- **Input for this task**:

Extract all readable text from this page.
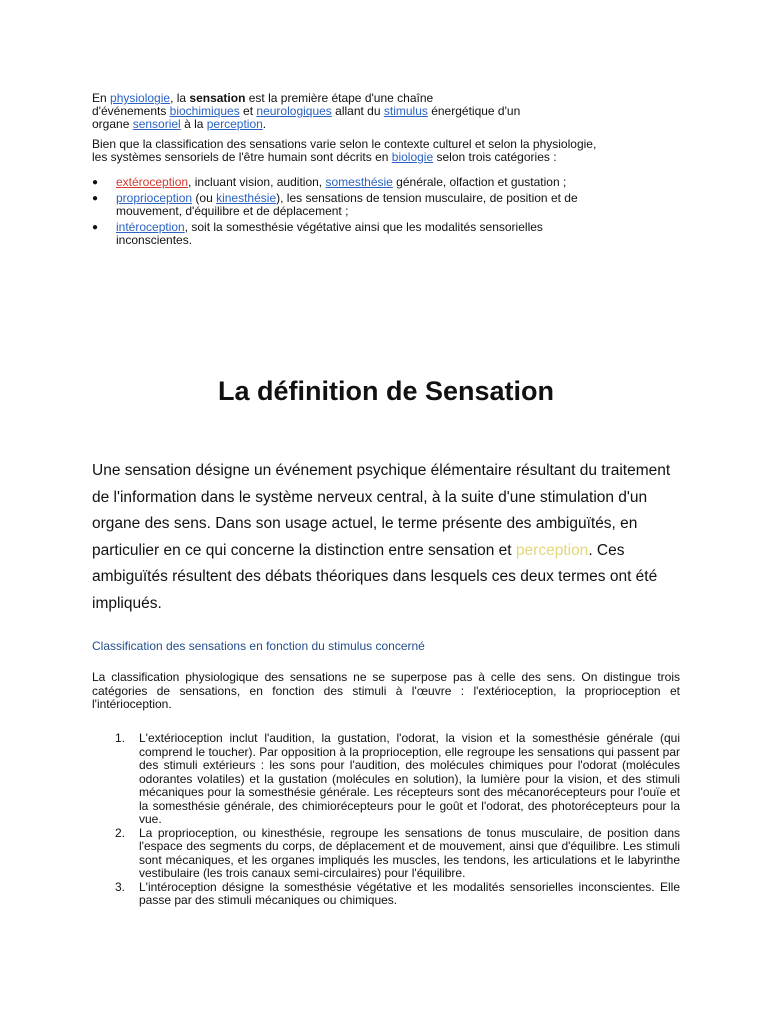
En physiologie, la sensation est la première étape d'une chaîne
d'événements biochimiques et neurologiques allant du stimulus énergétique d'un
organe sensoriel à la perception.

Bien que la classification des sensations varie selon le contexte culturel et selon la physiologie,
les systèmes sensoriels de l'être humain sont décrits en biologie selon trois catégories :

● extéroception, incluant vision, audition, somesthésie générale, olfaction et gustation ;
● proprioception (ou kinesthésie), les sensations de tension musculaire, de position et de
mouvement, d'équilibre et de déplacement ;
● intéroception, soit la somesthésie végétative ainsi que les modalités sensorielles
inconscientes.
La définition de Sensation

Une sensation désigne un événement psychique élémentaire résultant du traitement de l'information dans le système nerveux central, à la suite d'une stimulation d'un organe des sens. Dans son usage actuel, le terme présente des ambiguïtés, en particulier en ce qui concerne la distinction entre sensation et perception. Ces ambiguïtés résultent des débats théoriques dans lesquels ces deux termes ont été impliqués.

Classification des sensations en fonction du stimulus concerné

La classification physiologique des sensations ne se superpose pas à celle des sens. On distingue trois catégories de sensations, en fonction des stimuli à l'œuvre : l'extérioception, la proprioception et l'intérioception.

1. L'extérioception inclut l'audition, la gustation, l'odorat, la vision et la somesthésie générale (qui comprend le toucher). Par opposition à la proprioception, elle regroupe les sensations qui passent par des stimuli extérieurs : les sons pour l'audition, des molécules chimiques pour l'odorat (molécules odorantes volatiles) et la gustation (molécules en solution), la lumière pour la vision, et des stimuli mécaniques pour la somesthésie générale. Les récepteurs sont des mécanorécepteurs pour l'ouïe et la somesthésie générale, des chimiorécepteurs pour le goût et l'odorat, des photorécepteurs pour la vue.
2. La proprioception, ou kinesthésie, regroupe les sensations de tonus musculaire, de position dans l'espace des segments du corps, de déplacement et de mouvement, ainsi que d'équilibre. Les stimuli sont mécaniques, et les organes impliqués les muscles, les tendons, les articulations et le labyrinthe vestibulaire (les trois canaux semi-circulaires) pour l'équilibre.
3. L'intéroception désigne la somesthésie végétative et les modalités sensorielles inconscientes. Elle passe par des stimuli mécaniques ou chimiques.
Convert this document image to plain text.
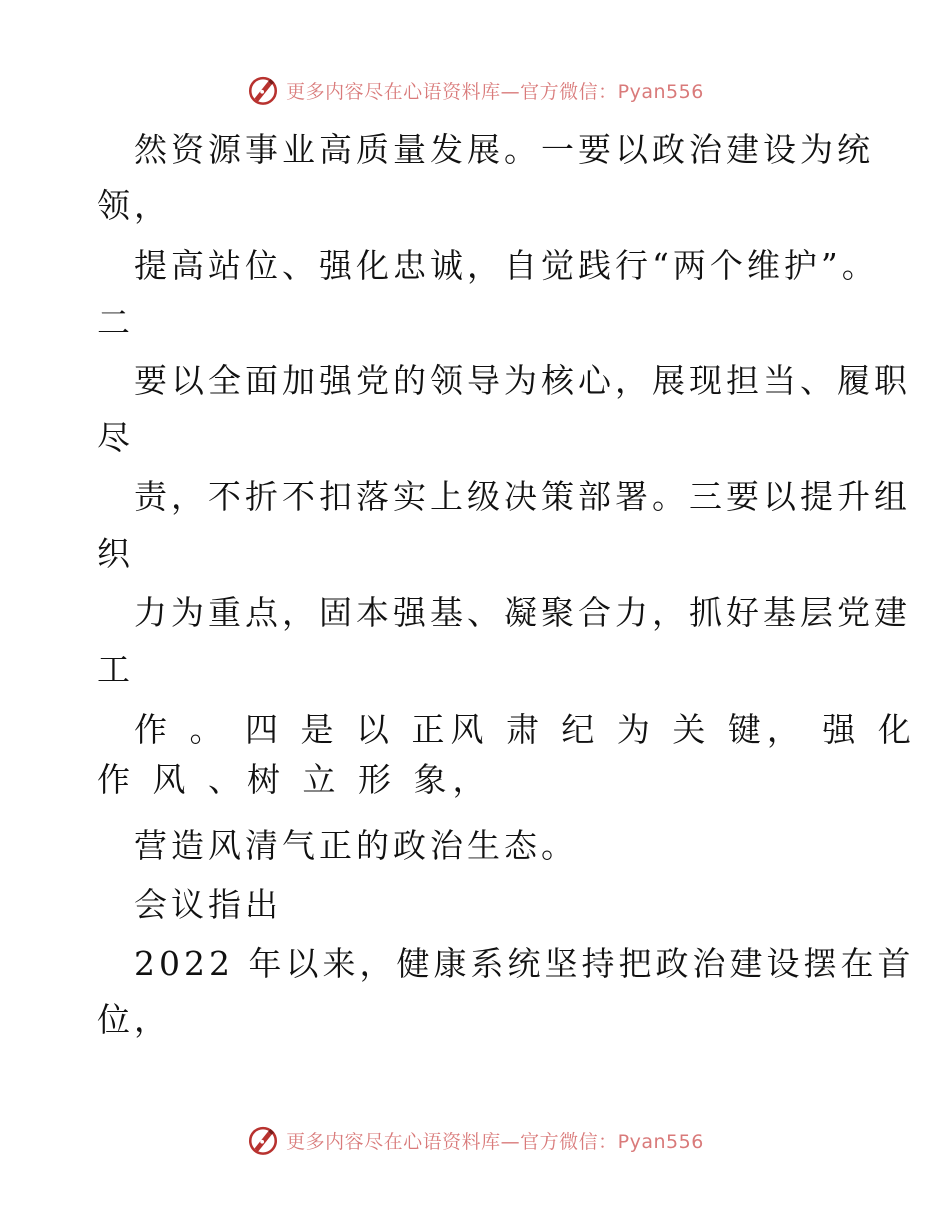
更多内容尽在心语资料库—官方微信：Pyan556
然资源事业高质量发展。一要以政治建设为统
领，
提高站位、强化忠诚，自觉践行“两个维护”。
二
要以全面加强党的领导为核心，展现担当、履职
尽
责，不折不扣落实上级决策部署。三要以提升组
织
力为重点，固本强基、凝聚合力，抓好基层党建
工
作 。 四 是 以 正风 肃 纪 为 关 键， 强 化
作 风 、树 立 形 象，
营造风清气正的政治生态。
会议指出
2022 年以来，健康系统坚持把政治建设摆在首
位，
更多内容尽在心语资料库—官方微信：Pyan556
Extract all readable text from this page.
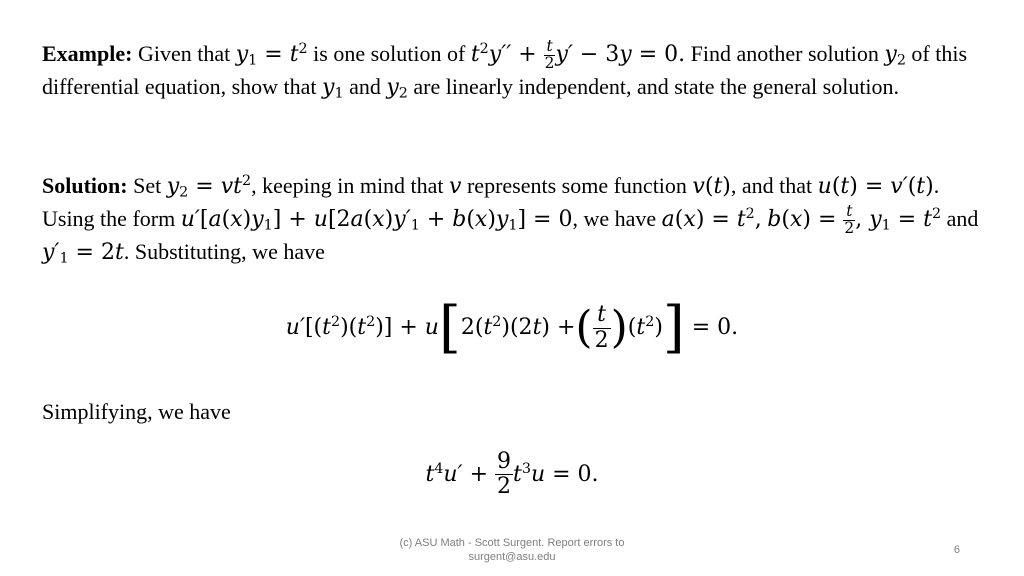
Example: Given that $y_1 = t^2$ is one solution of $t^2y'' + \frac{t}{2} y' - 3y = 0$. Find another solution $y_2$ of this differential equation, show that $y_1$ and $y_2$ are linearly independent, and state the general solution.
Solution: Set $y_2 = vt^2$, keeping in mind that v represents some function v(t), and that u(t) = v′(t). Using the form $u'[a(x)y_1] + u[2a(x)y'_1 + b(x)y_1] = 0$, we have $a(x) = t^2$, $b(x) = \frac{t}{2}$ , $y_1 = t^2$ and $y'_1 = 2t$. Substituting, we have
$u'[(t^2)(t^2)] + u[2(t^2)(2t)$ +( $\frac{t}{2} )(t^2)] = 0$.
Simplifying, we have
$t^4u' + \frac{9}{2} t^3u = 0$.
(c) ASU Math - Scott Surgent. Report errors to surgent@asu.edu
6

- **Task details**: Show all lines from the listing above in which "have" appears.

- **Answer to this problem**:
Solution: Set $y_2 = vt^2$, keeping in mind that v represents some function v(t), and that u(t) = v′(t). Using the form $u'[a(x)y_1] + u[2a(x)y'_1 + b(x)y_1] = 0$, we have $a(x) = t^2$, $b(x) = \frac{t}{2}$ , $y_1 = t^2$ and $y'_1 = 2t$. Substituting, we have
Simplifying, we have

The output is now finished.